What needs to be done - Identify all lines of the data containing the string "противоречий" and copy them.

Extracted data -
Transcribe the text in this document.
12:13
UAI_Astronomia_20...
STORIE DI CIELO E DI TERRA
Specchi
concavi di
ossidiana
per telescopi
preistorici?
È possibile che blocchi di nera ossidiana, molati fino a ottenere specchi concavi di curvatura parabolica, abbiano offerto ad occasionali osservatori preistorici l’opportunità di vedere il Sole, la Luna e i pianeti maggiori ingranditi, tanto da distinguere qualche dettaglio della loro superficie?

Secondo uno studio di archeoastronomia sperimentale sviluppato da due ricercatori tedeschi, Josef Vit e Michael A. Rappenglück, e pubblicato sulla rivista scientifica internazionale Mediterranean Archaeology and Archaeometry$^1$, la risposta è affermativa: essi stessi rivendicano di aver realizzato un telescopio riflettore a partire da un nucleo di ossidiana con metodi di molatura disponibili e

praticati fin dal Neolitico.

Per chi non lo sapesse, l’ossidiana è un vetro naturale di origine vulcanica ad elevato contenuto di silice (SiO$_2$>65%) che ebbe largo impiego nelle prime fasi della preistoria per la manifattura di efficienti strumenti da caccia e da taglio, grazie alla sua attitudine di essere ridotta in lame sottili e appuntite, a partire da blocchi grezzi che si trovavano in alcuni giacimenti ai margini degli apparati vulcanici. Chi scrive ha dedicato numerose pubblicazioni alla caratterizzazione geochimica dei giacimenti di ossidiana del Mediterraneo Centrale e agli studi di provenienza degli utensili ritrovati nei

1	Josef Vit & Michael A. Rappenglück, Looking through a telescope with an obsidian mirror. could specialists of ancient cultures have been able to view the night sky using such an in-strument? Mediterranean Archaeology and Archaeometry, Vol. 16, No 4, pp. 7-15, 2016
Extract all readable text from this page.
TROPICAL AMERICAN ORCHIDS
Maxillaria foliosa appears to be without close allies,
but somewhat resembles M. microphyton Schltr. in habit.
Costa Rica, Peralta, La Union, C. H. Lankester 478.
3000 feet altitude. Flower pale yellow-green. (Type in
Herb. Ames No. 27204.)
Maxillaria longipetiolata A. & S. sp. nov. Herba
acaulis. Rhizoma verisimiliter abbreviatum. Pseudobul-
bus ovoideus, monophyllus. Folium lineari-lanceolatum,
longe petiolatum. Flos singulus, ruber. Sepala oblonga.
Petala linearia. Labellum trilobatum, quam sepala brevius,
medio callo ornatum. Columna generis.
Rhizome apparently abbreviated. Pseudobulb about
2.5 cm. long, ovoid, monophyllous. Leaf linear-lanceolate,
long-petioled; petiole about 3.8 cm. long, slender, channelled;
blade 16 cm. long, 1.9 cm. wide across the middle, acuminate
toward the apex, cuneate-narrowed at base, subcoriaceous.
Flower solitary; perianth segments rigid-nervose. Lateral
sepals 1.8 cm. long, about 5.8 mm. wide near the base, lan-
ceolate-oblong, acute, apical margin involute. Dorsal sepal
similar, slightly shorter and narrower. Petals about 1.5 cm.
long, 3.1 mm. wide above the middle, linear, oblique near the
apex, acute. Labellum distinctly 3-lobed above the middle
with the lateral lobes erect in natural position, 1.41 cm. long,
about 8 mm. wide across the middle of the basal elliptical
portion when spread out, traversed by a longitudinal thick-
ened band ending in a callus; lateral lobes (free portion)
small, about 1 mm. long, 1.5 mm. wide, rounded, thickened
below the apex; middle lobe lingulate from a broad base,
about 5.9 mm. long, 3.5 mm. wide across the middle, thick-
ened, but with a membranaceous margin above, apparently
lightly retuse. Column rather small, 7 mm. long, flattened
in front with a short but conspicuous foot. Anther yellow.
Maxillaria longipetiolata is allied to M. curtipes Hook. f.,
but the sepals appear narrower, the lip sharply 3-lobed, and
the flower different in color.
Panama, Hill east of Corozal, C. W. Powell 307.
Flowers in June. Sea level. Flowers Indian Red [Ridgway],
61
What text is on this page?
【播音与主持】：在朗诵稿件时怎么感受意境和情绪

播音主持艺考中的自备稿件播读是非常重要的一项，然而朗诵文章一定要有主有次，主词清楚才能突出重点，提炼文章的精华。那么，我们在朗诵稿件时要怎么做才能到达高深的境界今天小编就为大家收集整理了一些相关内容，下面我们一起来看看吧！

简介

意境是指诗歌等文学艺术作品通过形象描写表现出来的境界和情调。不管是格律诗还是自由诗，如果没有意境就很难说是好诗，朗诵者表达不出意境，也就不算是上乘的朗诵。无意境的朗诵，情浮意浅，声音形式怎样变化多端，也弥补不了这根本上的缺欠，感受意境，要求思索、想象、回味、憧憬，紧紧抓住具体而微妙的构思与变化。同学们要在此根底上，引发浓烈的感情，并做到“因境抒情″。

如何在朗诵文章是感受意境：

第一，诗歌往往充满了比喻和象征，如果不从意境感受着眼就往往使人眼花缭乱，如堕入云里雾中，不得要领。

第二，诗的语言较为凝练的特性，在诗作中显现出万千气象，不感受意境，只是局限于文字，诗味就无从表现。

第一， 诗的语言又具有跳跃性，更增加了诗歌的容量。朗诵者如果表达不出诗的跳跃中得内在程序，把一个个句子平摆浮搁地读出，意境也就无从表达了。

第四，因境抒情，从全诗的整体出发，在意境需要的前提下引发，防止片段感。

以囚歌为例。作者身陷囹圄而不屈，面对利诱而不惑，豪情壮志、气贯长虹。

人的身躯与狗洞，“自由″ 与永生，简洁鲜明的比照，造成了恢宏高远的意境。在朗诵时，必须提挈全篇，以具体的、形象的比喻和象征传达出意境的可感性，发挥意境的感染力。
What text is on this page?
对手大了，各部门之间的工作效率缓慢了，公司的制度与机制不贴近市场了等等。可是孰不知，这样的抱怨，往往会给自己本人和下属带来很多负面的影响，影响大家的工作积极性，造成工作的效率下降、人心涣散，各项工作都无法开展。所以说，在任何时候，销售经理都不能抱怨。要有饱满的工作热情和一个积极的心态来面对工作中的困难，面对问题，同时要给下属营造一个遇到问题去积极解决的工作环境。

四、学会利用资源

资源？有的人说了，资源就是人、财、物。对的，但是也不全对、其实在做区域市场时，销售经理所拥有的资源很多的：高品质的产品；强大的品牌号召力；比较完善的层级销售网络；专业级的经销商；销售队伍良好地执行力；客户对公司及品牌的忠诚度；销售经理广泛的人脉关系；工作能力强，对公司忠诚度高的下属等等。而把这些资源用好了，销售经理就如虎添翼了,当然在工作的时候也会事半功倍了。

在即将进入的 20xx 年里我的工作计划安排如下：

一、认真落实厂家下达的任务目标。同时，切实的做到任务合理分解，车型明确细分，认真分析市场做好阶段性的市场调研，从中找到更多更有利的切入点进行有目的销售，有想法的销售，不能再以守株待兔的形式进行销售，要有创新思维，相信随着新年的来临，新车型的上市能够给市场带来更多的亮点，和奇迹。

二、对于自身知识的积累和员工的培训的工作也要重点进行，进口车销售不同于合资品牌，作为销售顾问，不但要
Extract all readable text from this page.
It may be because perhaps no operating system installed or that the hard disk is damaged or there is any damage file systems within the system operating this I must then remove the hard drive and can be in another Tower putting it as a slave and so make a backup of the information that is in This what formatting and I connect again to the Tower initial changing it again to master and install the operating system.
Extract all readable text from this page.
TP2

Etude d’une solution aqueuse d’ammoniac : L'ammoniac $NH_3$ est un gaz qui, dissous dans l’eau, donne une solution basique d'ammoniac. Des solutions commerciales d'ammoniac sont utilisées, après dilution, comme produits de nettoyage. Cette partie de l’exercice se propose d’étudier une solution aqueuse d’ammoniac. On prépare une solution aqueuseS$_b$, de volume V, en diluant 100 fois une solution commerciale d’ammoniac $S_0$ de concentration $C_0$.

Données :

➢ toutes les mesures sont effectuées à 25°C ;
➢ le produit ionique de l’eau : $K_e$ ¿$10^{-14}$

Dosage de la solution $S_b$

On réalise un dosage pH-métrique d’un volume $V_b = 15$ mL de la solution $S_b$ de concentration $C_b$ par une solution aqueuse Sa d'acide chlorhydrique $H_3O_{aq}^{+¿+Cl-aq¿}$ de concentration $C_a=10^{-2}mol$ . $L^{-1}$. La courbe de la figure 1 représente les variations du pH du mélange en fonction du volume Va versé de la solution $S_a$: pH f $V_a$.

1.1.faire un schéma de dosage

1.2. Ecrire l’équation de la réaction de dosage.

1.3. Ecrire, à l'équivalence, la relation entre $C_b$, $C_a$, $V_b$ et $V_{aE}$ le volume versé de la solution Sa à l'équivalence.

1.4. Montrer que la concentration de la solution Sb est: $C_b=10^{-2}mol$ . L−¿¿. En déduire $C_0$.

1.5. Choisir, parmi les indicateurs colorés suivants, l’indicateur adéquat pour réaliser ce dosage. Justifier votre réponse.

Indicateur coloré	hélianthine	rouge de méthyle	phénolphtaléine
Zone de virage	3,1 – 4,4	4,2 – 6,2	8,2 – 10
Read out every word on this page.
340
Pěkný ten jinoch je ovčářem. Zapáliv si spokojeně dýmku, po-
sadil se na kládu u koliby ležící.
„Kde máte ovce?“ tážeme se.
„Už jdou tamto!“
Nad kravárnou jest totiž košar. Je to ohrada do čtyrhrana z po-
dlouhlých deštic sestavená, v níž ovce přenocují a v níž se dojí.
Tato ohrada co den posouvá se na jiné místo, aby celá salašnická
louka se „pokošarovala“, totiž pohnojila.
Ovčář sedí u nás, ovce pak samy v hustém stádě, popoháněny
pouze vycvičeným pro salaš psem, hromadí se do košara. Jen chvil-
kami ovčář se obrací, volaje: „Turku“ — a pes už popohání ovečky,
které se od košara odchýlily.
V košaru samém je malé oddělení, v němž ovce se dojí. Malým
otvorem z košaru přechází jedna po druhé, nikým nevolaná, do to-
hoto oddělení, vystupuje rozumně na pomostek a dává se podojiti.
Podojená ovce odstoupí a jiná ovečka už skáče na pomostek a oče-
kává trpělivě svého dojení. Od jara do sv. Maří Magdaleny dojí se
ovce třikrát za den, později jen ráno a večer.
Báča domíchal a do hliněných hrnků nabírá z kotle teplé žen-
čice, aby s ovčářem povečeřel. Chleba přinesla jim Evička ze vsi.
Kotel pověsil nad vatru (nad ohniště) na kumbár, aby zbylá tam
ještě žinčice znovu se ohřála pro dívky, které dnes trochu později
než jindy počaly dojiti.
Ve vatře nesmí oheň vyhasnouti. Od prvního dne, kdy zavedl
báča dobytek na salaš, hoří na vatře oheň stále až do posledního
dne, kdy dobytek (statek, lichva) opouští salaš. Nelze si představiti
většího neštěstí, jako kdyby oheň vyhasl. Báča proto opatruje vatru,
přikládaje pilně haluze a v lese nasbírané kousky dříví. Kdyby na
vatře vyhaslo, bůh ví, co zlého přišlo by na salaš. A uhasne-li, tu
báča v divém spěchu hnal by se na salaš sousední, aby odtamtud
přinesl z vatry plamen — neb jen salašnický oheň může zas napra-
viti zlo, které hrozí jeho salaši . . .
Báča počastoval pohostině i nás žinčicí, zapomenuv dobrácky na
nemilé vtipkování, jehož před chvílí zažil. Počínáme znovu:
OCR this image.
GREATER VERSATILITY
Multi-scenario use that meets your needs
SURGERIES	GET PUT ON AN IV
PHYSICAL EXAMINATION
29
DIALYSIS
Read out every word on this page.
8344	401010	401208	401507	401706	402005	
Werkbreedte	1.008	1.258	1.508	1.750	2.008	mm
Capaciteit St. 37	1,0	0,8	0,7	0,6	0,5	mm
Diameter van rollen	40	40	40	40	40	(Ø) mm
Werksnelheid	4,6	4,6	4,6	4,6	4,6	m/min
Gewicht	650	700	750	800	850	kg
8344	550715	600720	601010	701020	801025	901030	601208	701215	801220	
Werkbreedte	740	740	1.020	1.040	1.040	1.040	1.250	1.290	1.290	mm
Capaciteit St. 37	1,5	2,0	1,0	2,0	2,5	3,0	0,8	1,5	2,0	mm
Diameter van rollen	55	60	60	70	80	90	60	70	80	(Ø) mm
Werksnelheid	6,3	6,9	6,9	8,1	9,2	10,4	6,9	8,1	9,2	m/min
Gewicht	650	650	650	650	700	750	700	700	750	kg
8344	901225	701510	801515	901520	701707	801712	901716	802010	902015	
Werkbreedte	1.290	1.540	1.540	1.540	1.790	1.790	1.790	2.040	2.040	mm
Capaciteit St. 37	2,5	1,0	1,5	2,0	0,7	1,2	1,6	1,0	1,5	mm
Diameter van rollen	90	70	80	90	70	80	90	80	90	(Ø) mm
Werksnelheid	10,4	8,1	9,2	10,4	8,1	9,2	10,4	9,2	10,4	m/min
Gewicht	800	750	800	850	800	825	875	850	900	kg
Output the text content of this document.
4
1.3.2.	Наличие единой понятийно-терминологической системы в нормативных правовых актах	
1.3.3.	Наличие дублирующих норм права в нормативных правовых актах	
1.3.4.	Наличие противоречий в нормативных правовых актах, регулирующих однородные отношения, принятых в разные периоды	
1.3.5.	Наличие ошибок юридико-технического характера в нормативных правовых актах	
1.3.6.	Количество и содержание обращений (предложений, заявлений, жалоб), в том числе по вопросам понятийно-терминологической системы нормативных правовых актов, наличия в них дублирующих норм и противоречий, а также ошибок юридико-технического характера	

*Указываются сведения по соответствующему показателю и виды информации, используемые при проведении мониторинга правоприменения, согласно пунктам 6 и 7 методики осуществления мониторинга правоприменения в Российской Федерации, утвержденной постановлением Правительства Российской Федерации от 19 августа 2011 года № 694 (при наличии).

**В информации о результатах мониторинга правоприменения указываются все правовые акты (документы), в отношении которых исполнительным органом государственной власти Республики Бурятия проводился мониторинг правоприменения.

Expected answer -
1.3.4.	Наличие противоречий в нормативных правовых актах, регулирующих однородные отношения, принятых в разные периоды	
1.3.6.	Количество и содержание обращений (предложений, заявлений, жалоб), в том числе по вопросам понятийно-терминологической системы нормативных правовых актов, наличия в них дублирующих норм и противоречий, а также ошибок юридико-технического характера	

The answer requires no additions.